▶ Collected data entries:
::::::::::

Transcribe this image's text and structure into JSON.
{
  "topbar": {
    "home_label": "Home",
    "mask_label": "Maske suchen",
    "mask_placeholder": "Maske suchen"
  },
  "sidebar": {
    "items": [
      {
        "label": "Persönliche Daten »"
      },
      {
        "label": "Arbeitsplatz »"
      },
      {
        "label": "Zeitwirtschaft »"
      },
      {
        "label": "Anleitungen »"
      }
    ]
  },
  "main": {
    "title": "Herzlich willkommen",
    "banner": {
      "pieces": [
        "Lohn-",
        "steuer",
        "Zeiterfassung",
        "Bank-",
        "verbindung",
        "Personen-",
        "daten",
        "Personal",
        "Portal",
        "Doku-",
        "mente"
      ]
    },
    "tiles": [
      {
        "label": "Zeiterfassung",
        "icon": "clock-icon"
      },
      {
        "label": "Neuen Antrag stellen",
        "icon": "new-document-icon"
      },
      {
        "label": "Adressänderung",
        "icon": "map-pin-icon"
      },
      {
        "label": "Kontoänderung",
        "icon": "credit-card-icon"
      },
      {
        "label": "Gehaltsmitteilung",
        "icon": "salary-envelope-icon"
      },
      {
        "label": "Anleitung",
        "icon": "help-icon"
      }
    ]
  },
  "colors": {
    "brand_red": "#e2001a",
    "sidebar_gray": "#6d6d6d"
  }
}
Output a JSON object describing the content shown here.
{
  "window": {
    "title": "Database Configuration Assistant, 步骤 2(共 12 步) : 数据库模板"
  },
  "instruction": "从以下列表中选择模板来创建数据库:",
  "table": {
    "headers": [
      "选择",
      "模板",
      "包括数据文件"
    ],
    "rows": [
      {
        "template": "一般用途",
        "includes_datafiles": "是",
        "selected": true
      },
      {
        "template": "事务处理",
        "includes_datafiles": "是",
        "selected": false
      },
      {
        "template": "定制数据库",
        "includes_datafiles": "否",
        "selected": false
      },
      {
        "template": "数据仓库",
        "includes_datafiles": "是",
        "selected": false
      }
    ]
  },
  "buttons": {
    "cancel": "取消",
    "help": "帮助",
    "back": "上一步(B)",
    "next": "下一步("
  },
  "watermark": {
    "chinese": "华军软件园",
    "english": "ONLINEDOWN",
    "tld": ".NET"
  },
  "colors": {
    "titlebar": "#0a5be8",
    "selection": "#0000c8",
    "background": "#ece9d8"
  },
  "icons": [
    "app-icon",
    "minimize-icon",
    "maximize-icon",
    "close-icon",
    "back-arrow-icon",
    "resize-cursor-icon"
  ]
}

::::::::::

▶ Set task: Repeat the data precisely, reproducing every entry.

▶ Answer for the task:
Transcribe this image's text and structure into JSON.
{
  "topbar": {
    "home_label": "Home",
    "mask_label": "Maske suchen",
    "mask_placeholder": "Maske suchen"
  },
  "sidebar": {
    "items": [
      {
        "label": "Persönliche Daten »"
      },
      {
        "label": "Arbeitsplatz »"
      },
      {
        "label": "Zeitwirtschaft »"
      },
      {
        "label": "Anleitungen »"
      }
    ]
  },
  "main": {
    "title": "Herzlich willkommen",
    "banner": {
      "pieces": [
        "Lohn-",
        "steuer",
        "Zeiterfassung",
        "Bank-",
        "verbindung",
        "Personen-",
        "daten",
        "Personal",
        "Portal",
        "Doku-",
        "mente"
      ]
    },
    "tiles": [
      {
        "label": "Zeiterfassung",
        "icon": "clock-icon"
      },
      {
        "label": "Neuen Antrag stellen",
        "icon": "new-document-icon"
      },
      {
        "label": "Adressänderung",
        "icon": "map-pin-icon"
      },
      {
        "label": "Kontoänderung",
        "icon": "credit-card-icon"
      },
      {
        "label": "Gehaltsmitteilung",
        "icon": "salary-envelope-icon"
      },
      {
        "label": "Anleitung",
        "icon": "help-icon"
      }
    ]
  },
  "colors": {
    "brand_red": "#e2001a",
    "sidebar_gray": "#6d6d6d"
  }
}
Output a JSON object describing the content shown here.
{
  "window": {
    "title": "Database Configuration Assistant, 步骤 2(共 12 步) : 数据库模板"
  },
  "instruction": "从以下列表中选择模板来创建数据库:",
  "table": {
    "headers": [
      "选择",
      "模板",
      "包括数据文件"
    ],
    "rows": [
      {
        "template": "一般用途",
        "includes_datafiles": "是",
        "selected": true
      },
      {
        "template": "事务处理",
        "includes_datafiles": "是",
        "selected": false
      },
      {
        "template": "定制数据库",
        "includes_datafiles": "否",
        "selected": false
      },
      {
        "template": "数据仓库",
        "includes_datafiles": "是",
        "selected": false
      }
    ]
  },
  "buttons": {
    "cancel": "取消",
    "help": "帮助",
    "back": "上一步(B)",
    "next": "下一步("
  },
  "watermark": {
    "chinese": "华军软件园",
    "english": "ONLINEDOWN",
    "tld": ".NET"
  },
  "colors": {
    "titlebar": "#0a5be8",
    "selection": "#0000c8",
    "background": "#ece9d8"
  },
  "icons": [
    "app-icon",
    "minimize-icon",
    "maximize-icon",
    "close-icon",
    "back-arrow-icon",
    "resize-cursor-icon"
  ]
}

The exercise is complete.